===== Dataset extract
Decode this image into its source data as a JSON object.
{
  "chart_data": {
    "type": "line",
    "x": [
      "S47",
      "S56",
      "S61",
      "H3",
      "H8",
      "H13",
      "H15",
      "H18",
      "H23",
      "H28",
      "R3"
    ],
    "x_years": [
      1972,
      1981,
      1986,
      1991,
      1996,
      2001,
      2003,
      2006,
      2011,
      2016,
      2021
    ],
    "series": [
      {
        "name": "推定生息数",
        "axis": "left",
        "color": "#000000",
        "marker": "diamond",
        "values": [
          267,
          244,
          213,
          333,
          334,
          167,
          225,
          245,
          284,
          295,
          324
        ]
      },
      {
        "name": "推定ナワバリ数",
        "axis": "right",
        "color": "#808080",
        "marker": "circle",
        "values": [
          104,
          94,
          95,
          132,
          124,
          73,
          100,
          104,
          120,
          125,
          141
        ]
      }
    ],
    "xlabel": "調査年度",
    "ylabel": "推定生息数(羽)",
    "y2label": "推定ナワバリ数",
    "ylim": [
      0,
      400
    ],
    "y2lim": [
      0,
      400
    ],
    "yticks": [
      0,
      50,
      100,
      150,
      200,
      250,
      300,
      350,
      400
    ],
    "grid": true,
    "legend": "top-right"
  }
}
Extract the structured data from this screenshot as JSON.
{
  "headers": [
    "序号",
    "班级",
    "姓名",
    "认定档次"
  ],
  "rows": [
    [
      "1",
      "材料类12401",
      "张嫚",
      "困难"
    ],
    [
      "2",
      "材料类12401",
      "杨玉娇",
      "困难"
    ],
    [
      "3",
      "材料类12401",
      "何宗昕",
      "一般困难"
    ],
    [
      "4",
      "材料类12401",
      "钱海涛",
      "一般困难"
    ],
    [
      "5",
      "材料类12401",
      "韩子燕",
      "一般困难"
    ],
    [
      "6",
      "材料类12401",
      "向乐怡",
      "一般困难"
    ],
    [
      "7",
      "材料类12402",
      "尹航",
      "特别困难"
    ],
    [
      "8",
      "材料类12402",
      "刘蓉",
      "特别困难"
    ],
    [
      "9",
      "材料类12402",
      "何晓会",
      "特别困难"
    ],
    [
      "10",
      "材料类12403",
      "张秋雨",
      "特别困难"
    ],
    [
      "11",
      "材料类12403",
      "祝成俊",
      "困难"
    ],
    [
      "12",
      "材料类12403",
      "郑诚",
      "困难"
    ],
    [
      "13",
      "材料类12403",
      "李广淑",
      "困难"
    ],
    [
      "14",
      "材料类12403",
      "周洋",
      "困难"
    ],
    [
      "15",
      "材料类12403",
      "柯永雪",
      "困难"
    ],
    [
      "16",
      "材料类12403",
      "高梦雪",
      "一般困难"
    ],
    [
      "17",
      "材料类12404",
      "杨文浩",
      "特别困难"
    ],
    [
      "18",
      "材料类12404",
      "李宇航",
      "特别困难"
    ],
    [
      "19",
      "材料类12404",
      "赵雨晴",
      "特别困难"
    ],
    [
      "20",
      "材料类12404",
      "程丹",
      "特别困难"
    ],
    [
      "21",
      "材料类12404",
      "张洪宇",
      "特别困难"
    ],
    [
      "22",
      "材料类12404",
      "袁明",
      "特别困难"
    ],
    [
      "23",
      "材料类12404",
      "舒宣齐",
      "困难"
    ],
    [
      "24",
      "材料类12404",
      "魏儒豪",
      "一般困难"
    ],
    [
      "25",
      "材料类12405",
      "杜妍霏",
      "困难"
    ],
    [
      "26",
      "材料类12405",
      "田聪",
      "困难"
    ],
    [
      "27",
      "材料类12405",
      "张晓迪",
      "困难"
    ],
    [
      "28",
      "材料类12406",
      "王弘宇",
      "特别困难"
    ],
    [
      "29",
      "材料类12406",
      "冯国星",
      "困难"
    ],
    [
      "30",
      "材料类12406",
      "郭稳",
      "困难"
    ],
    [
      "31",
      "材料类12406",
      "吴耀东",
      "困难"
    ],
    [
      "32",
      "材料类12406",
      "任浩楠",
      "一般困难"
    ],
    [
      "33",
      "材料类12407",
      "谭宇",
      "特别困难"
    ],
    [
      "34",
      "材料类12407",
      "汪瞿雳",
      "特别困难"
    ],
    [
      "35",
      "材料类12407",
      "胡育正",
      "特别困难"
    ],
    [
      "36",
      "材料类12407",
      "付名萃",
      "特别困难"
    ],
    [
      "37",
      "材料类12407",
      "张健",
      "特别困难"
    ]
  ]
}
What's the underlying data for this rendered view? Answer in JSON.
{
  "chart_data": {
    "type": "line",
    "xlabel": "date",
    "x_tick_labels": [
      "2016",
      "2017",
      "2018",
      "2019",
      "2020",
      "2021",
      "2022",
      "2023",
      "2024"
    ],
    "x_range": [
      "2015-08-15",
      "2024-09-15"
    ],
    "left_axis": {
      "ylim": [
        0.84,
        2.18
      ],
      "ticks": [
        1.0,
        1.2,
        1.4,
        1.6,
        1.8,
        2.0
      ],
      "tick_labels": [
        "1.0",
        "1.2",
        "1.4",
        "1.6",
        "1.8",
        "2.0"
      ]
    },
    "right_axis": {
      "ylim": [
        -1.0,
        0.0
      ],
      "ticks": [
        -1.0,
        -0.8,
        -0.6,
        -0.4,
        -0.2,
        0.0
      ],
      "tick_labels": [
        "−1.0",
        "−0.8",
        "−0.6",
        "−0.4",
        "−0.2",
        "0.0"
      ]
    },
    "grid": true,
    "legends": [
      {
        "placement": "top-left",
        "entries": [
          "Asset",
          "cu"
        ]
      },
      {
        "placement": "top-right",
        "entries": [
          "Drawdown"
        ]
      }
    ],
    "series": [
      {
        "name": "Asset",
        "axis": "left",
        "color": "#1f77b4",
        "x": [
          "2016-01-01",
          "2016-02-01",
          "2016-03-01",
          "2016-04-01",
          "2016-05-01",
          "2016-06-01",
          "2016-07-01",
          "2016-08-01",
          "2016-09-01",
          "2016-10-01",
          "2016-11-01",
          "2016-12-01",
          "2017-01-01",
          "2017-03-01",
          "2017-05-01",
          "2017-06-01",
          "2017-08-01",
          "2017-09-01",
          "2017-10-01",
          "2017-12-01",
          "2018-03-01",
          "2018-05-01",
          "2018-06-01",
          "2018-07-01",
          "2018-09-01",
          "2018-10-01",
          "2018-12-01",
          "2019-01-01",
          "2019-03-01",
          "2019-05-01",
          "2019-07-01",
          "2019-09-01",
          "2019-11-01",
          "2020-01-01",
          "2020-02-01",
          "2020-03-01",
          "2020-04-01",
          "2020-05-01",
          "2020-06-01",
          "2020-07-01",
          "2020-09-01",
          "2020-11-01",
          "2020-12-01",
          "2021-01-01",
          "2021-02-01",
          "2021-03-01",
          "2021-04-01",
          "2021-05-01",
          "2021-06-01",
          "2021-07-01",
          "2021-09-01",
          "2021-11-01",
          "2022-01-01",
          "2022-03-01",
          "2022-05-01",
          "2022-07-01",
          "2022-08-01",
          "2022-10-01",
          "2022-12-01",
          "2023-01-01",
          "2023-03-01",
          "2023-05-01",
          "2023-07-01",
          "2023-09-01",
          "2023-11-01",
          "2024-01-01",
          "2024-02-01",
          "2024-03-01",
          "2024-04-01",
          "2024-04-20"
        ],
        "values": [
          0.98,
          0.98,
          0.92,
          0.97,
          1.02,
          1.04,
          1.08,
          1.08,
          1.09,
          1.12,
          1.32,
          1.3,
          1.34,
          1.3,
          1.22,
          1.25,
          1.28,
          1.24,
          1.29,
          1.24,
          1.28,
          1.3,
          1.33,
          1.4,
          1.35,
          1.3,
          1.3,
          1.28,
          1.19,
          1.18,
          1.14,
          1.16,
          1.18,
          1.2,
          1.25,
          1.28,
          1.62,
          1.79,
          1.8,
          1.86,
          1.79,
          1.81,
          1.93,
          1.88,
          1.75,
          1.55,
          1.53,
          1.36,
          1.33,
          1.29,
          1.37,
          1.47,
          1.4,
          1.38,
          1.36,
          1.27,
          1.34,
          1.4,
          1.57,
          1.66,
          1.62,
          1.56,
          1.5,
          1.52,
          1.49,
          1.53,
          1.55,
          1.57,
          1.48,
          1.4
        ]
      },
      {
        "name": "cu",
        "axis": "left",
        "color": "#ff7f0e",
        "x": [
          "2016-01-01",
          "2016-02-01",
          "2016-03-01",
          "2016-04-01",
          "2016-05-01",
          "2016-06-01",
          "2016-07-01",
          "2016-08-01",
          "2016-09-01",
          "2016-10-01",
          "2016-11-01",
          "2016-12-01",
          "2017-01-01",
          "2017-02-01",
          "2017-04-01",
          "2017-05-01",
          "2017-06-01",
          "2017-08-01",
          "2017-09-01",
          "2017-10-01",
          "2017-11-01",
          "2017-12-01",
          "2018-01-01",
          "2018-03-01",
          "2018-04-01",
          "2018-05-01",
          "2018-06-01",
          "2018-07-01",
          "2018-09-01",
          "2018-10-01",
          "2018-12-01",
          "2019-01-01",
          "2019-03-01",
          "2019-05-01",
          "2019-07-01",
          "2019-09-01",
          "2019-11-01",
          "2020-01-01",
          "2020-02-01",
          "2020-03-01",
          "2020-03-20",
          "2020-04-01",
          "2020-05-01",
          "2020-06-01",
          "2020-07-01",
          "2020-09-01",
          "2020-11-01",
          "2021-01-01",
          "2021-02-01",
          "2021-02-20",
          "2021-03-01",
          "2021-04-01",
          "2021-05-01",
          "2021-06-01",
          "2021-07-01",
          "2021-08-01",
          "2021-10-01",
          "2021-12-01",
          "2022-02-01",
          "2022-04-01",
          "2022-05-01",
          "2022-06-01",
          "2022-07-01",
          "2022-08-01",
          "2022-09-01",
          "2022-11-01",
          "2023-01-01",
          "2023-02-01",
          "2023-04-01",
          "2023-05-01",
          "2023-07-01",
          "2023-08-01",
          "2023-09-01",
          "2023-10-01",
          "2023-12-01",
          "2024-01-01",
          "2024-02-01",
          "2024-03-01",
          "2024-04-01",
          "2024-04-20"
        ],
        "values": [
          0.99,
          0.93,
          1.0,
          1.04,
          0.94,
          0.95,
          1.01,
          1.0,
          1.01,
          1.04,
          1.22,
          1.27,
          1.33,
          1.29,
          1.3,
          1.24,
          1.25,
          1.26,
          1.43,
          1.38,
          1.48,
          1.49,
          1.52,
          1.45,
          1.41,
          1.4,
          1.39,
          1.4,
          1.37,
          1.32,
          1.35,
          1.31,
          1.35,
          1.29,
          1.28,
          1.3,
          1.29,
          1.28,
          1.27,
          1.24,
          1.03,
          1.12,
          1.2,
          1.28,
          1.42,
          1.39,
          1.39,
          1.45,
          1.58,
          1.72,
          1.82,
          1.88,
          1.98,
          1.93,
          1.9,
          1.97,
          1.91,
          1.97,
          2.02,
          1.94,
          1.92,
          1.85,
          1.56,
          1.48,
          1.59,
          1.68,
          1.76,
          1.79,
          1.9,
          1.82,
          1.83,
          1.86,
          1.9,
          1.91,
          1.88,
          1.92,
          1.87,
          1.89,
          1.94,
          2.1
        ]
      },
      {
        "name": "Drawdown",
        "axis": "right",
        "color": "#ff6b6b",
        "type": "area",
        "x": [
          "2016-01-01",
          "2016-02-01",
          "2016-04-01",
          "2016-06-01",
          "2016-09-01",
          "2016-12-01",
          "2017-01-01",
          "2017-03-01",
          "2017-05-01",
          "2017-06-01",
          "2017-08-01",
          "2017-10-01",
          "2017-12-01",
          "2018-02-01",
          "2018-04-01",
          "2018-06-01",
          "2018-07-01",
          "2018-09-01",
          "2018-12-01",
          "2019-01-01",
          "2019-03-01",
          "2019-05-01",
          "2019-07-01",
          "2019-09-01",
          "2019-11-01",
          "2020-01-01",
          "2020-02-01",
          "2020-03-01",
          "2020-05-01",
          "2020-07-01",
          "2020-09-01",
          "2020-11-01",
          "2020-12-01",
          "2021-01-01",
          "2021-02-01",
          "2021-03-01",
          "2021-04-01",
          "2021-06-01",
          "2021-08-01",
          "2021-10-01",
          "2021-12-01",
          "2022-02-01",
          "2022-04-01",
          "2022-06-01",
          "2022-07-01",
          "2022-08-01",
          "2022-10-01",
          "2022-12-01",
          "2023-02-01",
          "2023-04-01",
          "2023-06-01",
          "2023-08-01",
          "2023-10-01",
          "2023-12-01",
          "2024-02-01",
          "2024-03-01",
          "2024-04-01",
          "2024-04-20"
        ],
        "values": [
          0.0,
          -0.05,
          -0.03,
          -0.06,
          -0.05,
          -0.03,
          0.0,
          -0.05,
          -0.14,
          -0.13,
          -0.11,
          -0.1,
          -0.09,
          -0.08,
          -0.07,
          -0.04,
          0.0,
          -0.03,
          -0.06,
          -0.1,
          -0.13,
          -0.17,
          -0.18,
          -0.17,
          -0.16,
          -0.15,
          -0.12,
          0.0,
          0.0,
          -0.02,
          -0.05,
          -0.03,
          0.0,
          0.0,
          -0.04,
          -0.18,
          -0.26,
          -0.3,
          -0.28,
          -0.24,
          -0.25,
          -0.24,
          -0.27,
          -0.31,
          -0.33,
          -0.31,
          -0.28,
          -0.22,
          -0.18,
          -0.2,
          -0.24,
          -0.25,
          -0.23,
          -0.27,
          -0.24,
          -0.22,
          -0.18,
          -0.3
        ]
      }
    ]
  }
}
==========
Objective >> Write out every line of the data that holds the word "placement".

Response to this task >>
        "placement": "top-left",
        "placement": "top-right",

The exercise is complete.